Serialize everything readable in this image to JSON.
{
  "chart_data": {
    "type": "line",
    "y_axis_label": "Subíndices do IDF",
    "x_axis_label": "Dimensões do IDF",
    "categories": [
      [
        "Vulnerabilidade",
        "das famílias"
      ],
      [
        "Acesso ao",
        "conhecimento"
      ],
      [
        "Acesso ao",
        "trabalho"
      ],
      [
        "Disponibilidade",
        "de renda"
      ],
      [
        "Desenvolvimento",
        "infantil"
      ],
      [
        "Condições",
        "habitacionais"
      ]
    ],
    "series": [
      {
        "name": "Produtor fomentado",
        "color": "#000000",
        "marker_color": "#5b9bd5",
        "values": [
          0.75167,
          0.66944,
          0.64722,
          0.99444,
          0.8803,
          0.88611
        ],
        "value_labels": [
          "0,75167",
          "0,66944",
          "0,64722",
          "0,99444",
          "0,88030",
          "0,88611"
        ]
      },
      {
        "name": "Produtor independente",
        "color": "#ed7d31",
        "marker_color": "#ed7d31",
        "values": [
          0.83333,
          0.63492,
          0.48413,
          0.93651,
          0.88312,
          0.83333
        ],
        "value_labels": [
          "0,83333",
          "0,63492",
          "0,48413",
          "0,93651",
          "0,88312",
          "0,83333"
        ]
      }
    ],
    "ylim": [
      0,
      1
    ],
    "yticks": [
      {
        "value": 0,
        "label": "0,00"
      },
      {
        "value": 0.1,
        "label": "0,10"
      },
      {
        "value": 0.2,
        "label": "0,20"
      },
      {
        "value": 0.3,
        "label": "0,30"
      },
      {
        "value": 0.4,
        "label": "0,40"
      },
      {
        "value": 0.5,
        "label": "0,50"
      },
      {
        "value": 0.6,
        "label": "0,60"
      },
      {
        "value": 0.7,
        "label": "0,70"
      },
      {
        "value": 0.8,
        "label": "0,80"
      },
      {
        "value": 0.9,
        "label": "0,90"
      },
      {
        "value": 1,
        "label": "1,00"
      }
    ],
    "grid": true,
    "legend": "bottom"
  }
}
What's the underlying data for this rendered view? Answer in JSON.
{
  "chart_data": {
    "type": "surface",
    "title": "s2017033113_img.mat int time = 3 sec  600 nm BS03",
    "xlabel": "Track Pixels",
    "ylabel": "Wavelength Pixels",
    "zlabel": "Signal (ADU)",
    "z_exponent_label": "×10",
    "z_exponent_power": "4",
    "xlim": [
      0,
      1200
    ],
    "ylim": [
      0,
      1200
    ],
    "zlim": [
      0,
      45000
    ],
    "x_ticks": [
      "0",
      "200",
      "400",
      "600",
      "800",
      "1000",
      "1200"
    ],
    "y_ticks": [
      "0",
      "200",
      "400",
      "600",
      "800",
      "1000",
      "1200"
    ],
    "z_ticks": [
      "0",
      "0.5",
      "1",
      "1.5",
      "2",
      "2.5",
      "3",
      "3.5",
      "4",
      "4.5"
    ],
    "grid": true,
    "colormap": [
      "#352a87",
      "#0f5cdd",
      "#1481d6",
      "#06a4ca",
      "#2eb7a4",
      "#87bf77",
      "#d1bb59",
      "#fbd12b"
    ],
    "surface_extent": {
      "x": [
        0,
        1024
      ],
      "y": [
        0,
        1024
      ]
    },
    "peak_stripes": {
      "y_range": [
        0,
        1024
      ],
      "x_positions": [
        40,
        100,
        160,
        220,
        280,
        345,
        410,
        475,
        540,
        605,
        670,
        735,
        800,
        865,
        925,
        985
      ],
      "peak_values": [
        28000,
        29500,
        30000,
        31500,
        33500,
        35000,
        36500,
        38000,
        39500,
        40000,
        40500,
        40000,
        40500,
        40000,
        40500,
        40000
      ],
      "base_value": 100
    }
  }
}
┄┄┄┄┄┄┄┄┄┄
▶ **What is being asked**: Using the listing above, locate the lines that hold "JSON" and copy each one.

▶ **Answer to the exercise**:
Serialize everything readable in this image to JSON.
What's the underlying data for this rendered view? Answer in JSON.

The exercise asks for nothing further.